• WORK TO DO
List each line in which the string "JSON" appears.
Start DATASET EXCERPTS
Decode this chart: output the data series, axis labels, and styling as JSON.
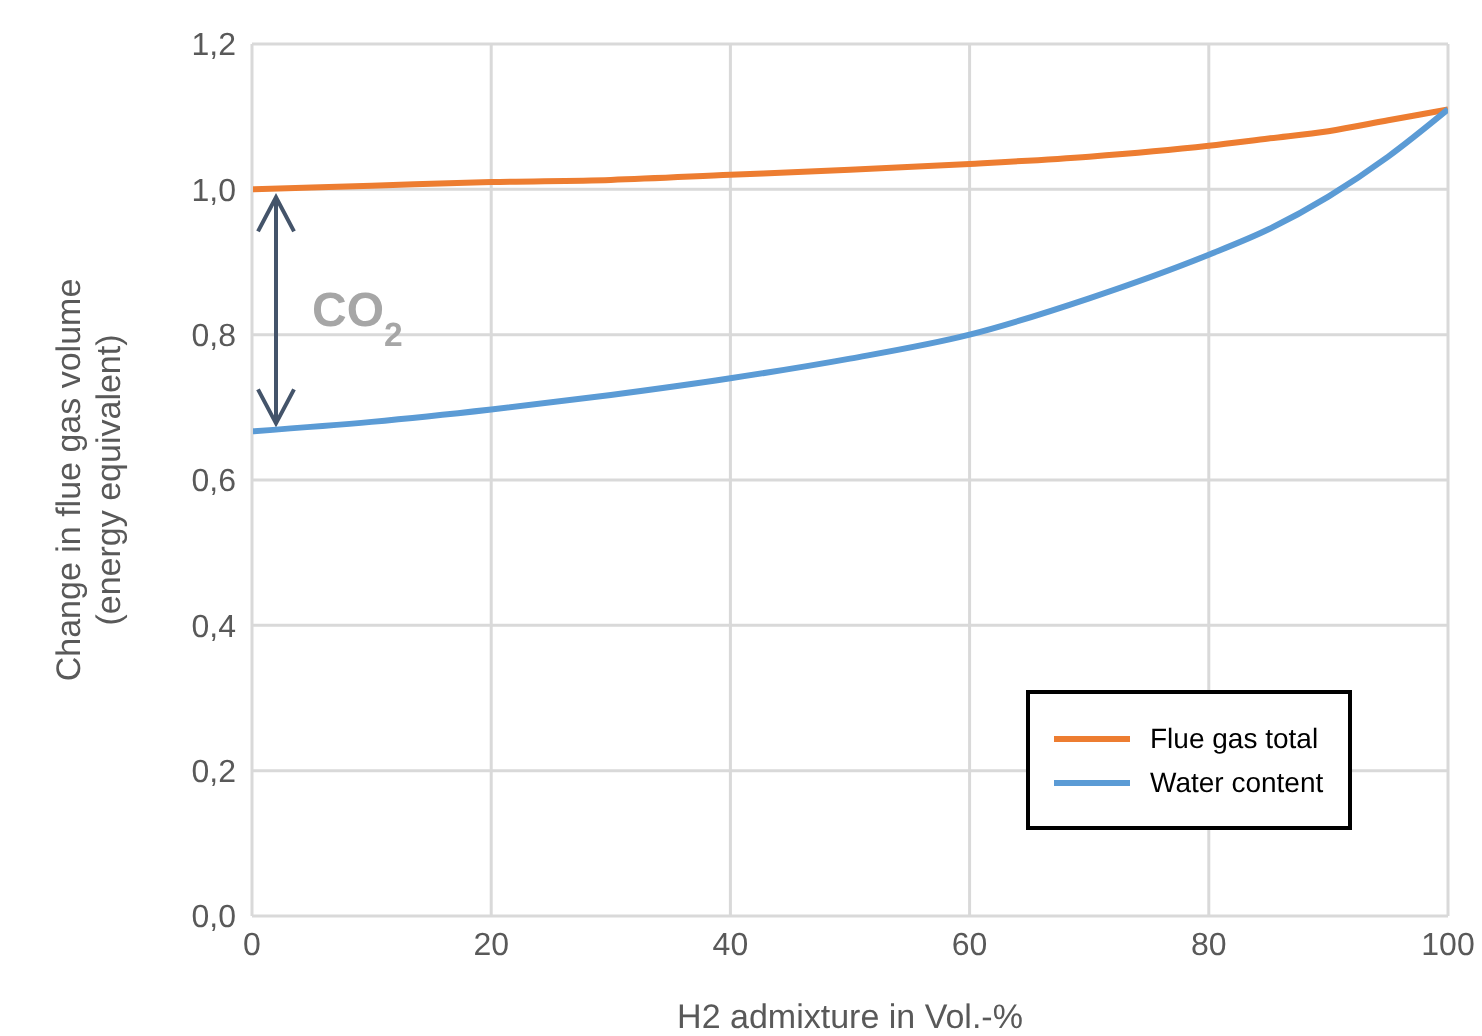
{
  "chart_data": {
    "type": "line",
    "xlabel": "H2 admixture in Vol.-%",
    "ylabel": "Change in flue gas volume\n(energy equivalent)",
    "x": [
      0,
      10,
      20,
      30,
      40,
      50,
      60,
      70,
      80,
      85,
      90,
      95,
      100
    ],
    "series": [
      {
        "name": "Flue gas total",
        "color": "#ed7d31",
        "values": [
          1.0,
          1.005,
          1.01,
          1.013,
          1.02,
          1.027,
          1.035,
          1.045,
          1.06,
          1.07,
          1.08,
          1.095,
          1.11
        ]
      },
      {
        "name": "Water content",
        "color": "#5b9bd5",
        "values": [
          0.667,
          0.68,
          0.697,
          0.717,
          0.74,
          0.767,
          0.8,
          0.85,
          0.91,
          0.945,
          0.99,
          1.045,
          1.11
        ]
      }
    ],
    "xlim": [
      0,
      100
    ],
    "xticks": [
      0,
      20,
      40,
      60,
      80,
      100
    ],
    "ylim": [
      0,
      1.2
    ],
    "yticks": [
      {
        "value": 0,
        "label": "0,0"
      },
      {
        "value": 0.2,
        "label": "0,2"
      },
      {
        "value": 0.4,
        "label": "0,4"
      },
      {
        "value": 0.6,
        "label": "0,6"
      },
      {
        "value": 0.8,
        "label": "0,8"
      },
      {
        "value": 1.0,
        "label": "1,0"
      },
      {
        "value": 1.2,
        "label": "1,2"
      }
    ],
    "grid": true,
    "legend": "bottom right",
    "marker": "none",
    "line_style": "solid",
    "annotations": [
      "CO$_{2}$"
    ]
  }
}
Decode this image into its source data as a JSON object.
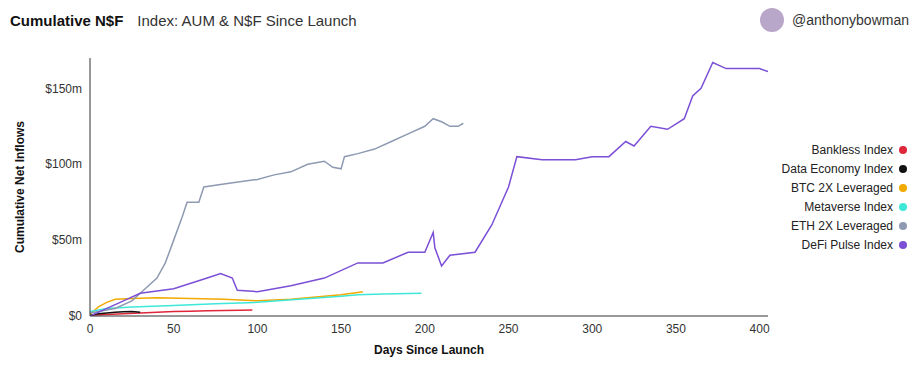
{
  "chart_data": {
    "type": "line",
    "title": "Cumulative N$F",
    "subtitle": "Index: AUM & N$F Since Launch",
    "annotation": "@anthonybowman",
    "x_label": "Days Since Launch",
    "y_label": "Cumulative Net Inflows",
    "xlim": [
      0,
      405
    ],
    "xticks": [
      0,
      50,
      100,
      150,
      200,
      250,
      300,
      350,
      400
    ],
    "ylim": [
      0,
      170
    ],
    "yticks": [
      {
        "value": 0,
        "label": "$0"
      },
      {
        "value": 50,
        "label": "$50m"
      },
      {
        "value": 100,
        "label": "$100m"
      },
      {
        "value": 150,
        "label": "$150m"
      }
    ],
    "grid": false,
    "legend": "right",
    "series": [
      {
        "name": "Bankless Index",
        "color": "#e0263a",
        "x": [
          0,
          10,
          20,
          30,
          40,
          50,
          60,
          70,
          80,
          90,
          97
        ],
        "values": [
          0.5,
          1,
          1.5,
          2,
          2.5,
          3,
          3.2,
          3.5,
          3.6,
          3.8,
          4
        ]
      },
      {
        "name": "Data Economy Index",
        "color": "#111111",
        "x": [
          0,
          5,
          10,
          15,
          20,
          25,
          30
        ],
        "values": [
          0.5,
          1.5,
          2,
          2.5,
          2.8,
          3,
          2.5
        ]
      },
      {
        "name": "BTC 2X Leveraged",
        "color": "#f2a900",
        "x": [
          0,
          5,
          10,
          15,
          25,
          40,
          60,
          80,
          100,
          110,
          120,
          130,
          140,
          150,
          160,
          163
        ],
        "values": [
          1,
          6,
          9,
          11,
          11.5,
          12,
          11.5,
          11,
          10,
          10.5,
          11,
          12,
          13,
          14,
          15.5,
          16
        ]
      },
      {
        "name": "Metaverse Index",
        "color": "#3ee8d8",
        "x": [
          0,
          10,
          25,
          50,
          75,
          100,
          125,
          150,
          160,
          175,
          198
        ],
        "values": [
          3,
          5,
          6,
          7,
          8,
          9,
          11,
          13,
          14,
          14.5,
          15
        ]
      },
      {
        "name": "ETH 2X Leveraged",
        "color": "#8e9ab2",
        "x": [
          0,
          15,
          25,
          30,
          40,
          45,
          50,
          55,
          58,
          65,
          68,
          80,
          100,
          110,
          120,
          130,
          140,
          145,
          150,
          152,
          160,
          170,
          180,
          190,
          200,
          205,
          210,
          215,
          220,
          223
        ],
        "values": [
          2,
          5,
          10,
          15,
          25,
          35,
          50,
          65,
          75,
          75,
          85,
          87,
          90,
          93,
          95,
          100,
          102,
          98,
          97,
          105,
          107,
          110,
          115,
          120,
          125,
          130,
          128,
          125,
          125,
          127
        ]
      },
      {
        "name": "DeFi Pulse Index",
        "color": "#7b4fd6",
        "x": [
          0,
          20,
          30,
          50,
          70,
          78,
          85,
          88,
          100,
          120,
          140,
          160,
          175,
          190,
          200,
          205,
          206,
          210,
          215,
          230,
          240,
          250,
          255,
          270,
          290,
          300,
          310,
          320,
          325,
          335,
          345,
          355,
          360,
          365,
          372,
          380,
          400,
          405
        ],
        "values": [
          0,
          10,
          15,
          18,
          25,
          28,
          25,
          17,
          16,
          20,
          25,
          35,
          35,
          42,
          42,
          55,
          45,
          33,
          40,
          42,
          60,
          85,
          105,
          103,
          103,
          105,
          105,
          115,
          112,
          125,
          123,
          130,
          145,
          150,
          167,
          163,
          163,
          161
        ]
      }
    ]
  }
}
End DATASET EXCERPTS
• WORKED SOLUTION
Decode this chart: output the data series, axis labels, and styling as JSON.
Decode this image into its source data as a JSON object.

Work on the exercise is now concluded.